▶ [Exercise 1]:
Translate this sentence from the data governance glossary into Spanish: "Where a term has nuance, the definition flags it."

▶ [Extract to read]:
A practitioner’s glossary, written for people who have to use these terms in policies, RFPs, and committee meetings — not just recognize them on a vendor slide. Where a term has nuance, the definition flags it. Where a term is contested between vendors and standards bodies, both interpretations are noted.


A

Access Control — The mechanism that determines who can read, write, modify, or delete a piece of data. In modern stacks, increasingly enforced at the query layer (row-level security, column masking) rather than at the application layer.

Active Metadata — Metadata that is continuously updated and pushed into the tools where work happens (Snowflake, dbt, Slack), as opposed to passive metadata in a catalog users have to visit. The defining shift in catalog architecture in 2024–2026.

Aggregate Data — Data that has been summarized or grouped (counts, averages, totals) such that individual records cannot be identified. Often a strategy for reducing privacy risk while preserving analytical value.

AI Act (EU) — Regulation 2024/1689, effective in phases through 2027. Classifies AI systems by risk, imposes documentation and conformity requirements on high-risk systems. First major enforcement window opens August 2026. See EU AI Act compliance guide.

AI Steward — Emerging role (2026) responsible for training data documentation, model card maintenance, bias monitoring, and AI Act conformity artifacts. Often a bifurcation of the traditional data steward role.

Anonymization — Irreversible removal of identifying information from data. Distinguished from pseudonymization, which is reversible. Under GDPR, true anonymization removes data from the regulation’s scope; pseudonymization does not.

Audit Trail — The chronological record of who accessed or modified data and when. A non-negotiable control for regulated industries; increasingly expected for AI inference logs under the AI Act.

B

Bias (Algorithmic) — Systematic deviation in model output that disadvantages a protected group. Governance teams measure it via fairness metrics (demographic parity, equalized odds) and document it in model cards.

BCBS 239 — Basel Committee on Banking Supervision’s principles for effective risk data aggregation and risk reporting. The reason every large bank has a CDO and a data governance program.

▶ [Dataset records]:
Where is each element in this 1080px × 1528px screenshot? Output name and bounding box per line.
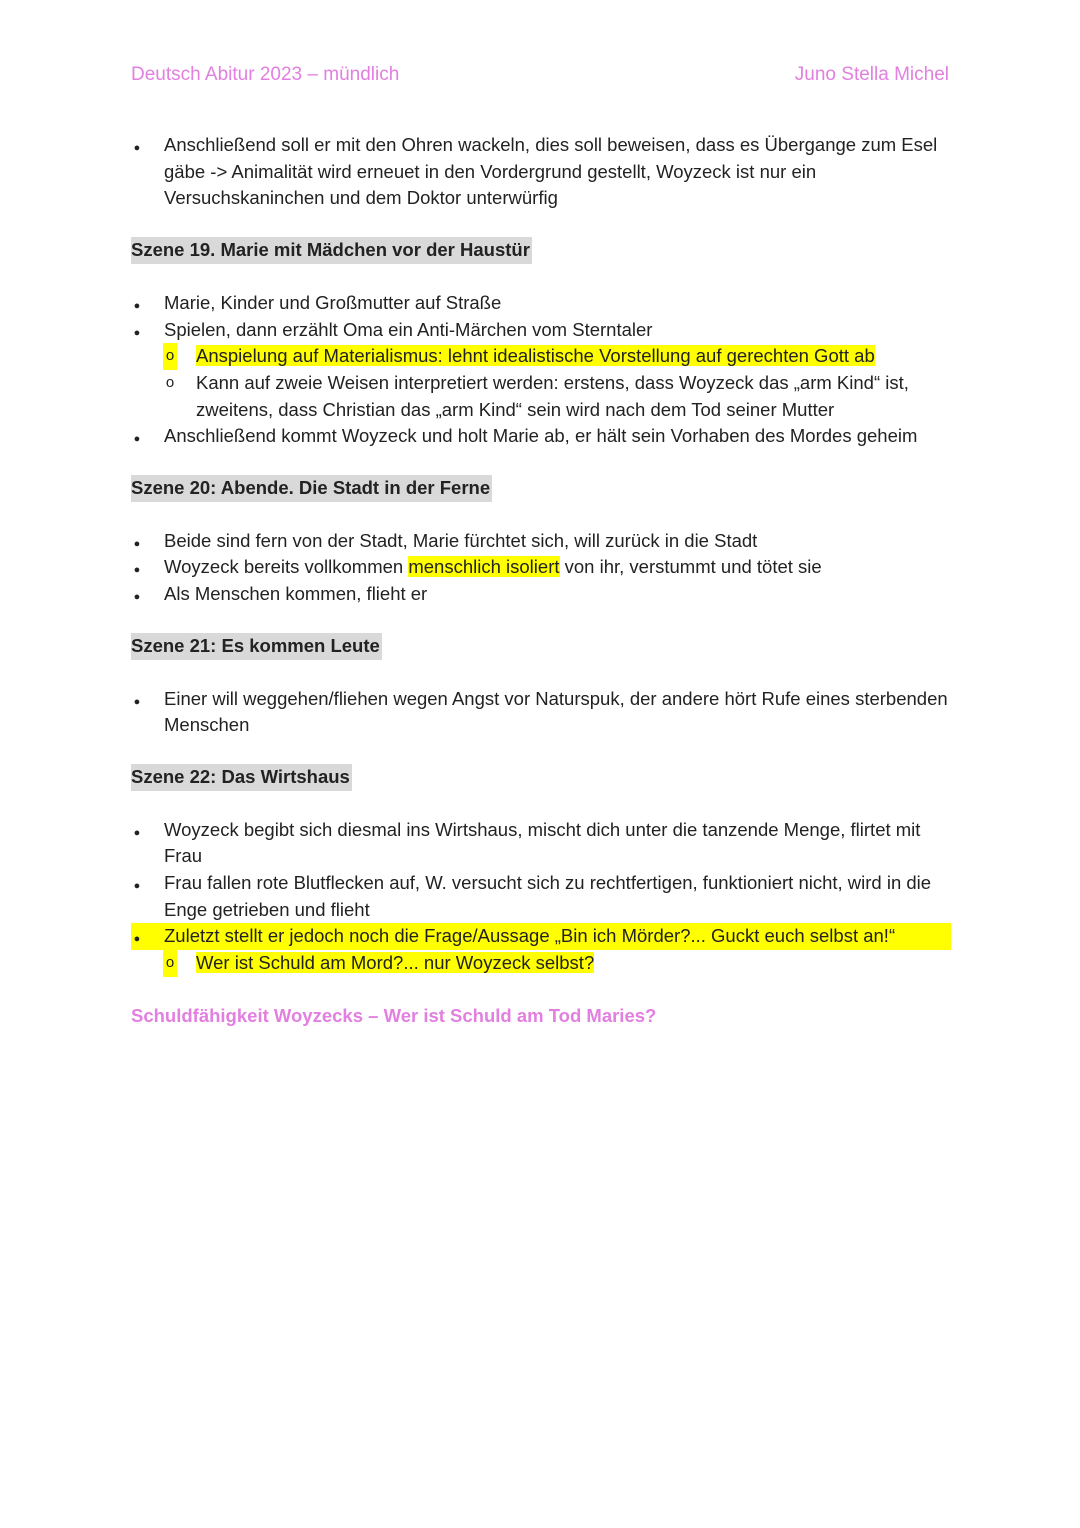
sub-bullet-icon: o	[165, 373, 175, 391]
intro-list	[131, 132, 951, 212]
scene-21-list	[131, 686, 951, 739]
sub-list-item	[131, 343, 951, 370]
section-heading-scene-19: Szene 19. Marie mit Mädchen vor der Haustür	[131, 237, 532, 264]
header-course-title: Deutsch Abitur 2023 – mündlich	[131, 64, 400, 85]
bullet-icon	[131, 581, 143, 611]
document-body	[131, 132, 951, 1030]
scene-19-sublist	[131, 343, 951, 423]
list-item	[131, 528, 951, 555]
section-heading-scene-20: Szene 20: Abende. Die Stadt in der Ferne	[131, 475, 492, 502]
list-item	[131, 950, 951, 977]
sub-list-item	[131, 370, 951, 423]
list-item-text: Frau fallen rote Blutflecken auf, W. versucht sich zu rechtfertigen, funktioniert nicht, wird in die Enge getrieben und flieht	[164, 872, 932, 920]
list-item-text: Marie, Kinder und Großmutter auf Straße	[164, 291, 502, 313]
list-item-text: Als Menschen kommen, flieht er	[164, 583, 428, 605]
list-item-text: Anschließend soll er mit den Ohren wackeln, dies soll beweisen, dass es Übergange zum Esel gäbe -> Animalität wird erneuet in den Vordergrund gestellt, Woyzeck ist nur ein Versuchskaninchen und dem Doktor unterwürfig	[164, 134, 938, 209]
sub-bullet-icon: o	[163, 343, 177, 370]
section-heading-scene-21: Szene 21: Es kommen Leute	[131, 633, 382, 660]
bullet-icon	[131, 528, 143, 558]
bullet-icon	[131, 870, 143, 900]
list-item	[131, 581, 951, 608]
list-item	[131, 132, 951, 212]
section-heading-scene-22: Szene 22: Das Wirtshaus	[131, 764, 352, 791]
list-item-text: Woyzeck begibt sich diesmal ins Wirtshaus, mischt dich unter die tanzende Menge, flirtet mit Frau	[164, 818, 921, 867]
list-item-text: Beide sind fern von der Stadt, Marie fürchtet sich, will zurück in die Stadt	[164, 529, 758, 551]
list-item-text-end: von ihr, verstummt und tötet sie	[559, 556, 822, 578]
sub-list-item-text: Wer ist Schuld am Mord?... nur Woyzeck selbst?	[196, 952, 595, 974]
list-item	[131, 817, 951, 870]
list-item-text: Anschließend kommt Woyzeck und holt Marie ab, er hält sein Vorhaben des Mordes geheim	[164, 425, 918, 447]
bullet-icon	[131, 423, 143, 453]
list-item	[131, 290, 951, 317]
scene-19-list	[131, 290, 951, 450]
sub-bullet-icon: o	[163, 950, 177, 977]
bullet-icon	[131, 923, 143, 953]
list-item	[131, 870, 951, 923]
list-item-text: Spielen, dann erzählt Oma ein Anti-Märchen vom Sterntaler	[164, 318, 653, 340]
scene-22-list	[131, 817, 951, 977]
bullet-icon	[131, 817, 143, 847]
bullet-icon	[131, 686, 143, 716]
scene-20-list	[131, 528, 951, 608]
bullet-icon	[131, 554, 143, 584]
list-item	[131, 423, 951, 450]
list-item	[131, 317, 951, 424]
sub-list-item	[131, 950, 951, 977]
list-item-text: Zuletzt stellt er jedoch noch die Frage/Aussage „Bin ich Mörder?... Guckt euch selbst an!“	[164, 925, 896, 947]
highlighted-phrase: menschlich isoliert	[408, 556, 560, 578]
list-item	[131, 554, 951, 581]
list-item-text-start: Woyzeck bereits vollkommen	[164, 556, 409, 578]
bullet-icon	[131, 290, 143, 320]
scene-22-sublist	[131, 950, 951, 977]
list-item-text: Einer will weggehen/fliehen wegen Angst vor Naturspuk, der andere hört Rufe eines sterbenden Menschen	[164, 687, 948, 736]
sub-list-item-text: Anspielung auf Materialismus: lehnt idealistische Vorstellung auf gerechten Gott ab	[196, 345, 875, 367]
section-heading-guilt: Schuldfähigkeit Woyzecks – Wer ist Schuld am Tod Maries?	[131, 1004, 657, 1026]
list-item-highlighted	[131, 923, 951, 950]
bullet-icon	[131, 317, 143, 347]
bullet-icon	[131, 132, 143, 162]
page-header	[131, 64, 949, 92]
sub-list-item-text: Kann auf zweie Weisen interpretiert werden: erstens, dass Woyzeck das „arm Kind“ ist, zweitens, dass Christian das „arm Kind“ sein wird nach dem Tod seiner Mutter	[196, 371, 909, 420]
header-author-name: Juno Stella Michel	[794, 64, 949, 85]
list-item	[131, 686, 951, 739]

▶ [Exercise 2]:
Give the stretch of the entries that opens with the line containing "373, 175, 391]" and closes with the line containing "list-item-text: Frau fallen" as a Markdown table with the columns Row and Line, numbering each row and leaving out blank lines.

▶ [Task output 1]:
Cuando un término tiene matices, la definición lo señala.

▶ [Task output 2]:
| Row | Line |
|---|---|
| 1 | sub-bullet-icon: o	[165, 373, 175, 391] |
| 2 | intro-list	[131, 132, 951, 212] |
| 3 | scene-21-list	[131, 686, 951, 739] |
| 4 | sub-list-item	[131, 343, 951, 370] |
| 5 | section-heading-scene-19: Szene 19. Marie mit Mädchen vor der Haustür	[131, 237, 532, 264] |
| 6 | header-course-title: Deutsch Abitur 2023 – mündlich	[131, 64, 400, 85] |
| 7 | bullet-icon	[131, 581, 143, 611] |
| 8 | document-body	[131, 132, 951, 1030] |
| 9 | scene-19-sublist	[131, 343, 951, 423] |
| 10 | list-item	[131, 528, 951, 555] |
| 11 | section-heading-scene-20: Szene 20: Abende. Die Stadt in der Ferne	[131, 475, 492, 502] |
| 12 | list-item	[131, 950, 951, 977] |
| 13 | sub-list-item	[131, 370, 951, 423] |
| 14 | list-item-text: Frau fallen rote Blutflecken auf, W. versucht sich zu rechtfertigen, funktioniert nicht, wird in die Enge getrieben und flieht	[164, 872, 932, 920] |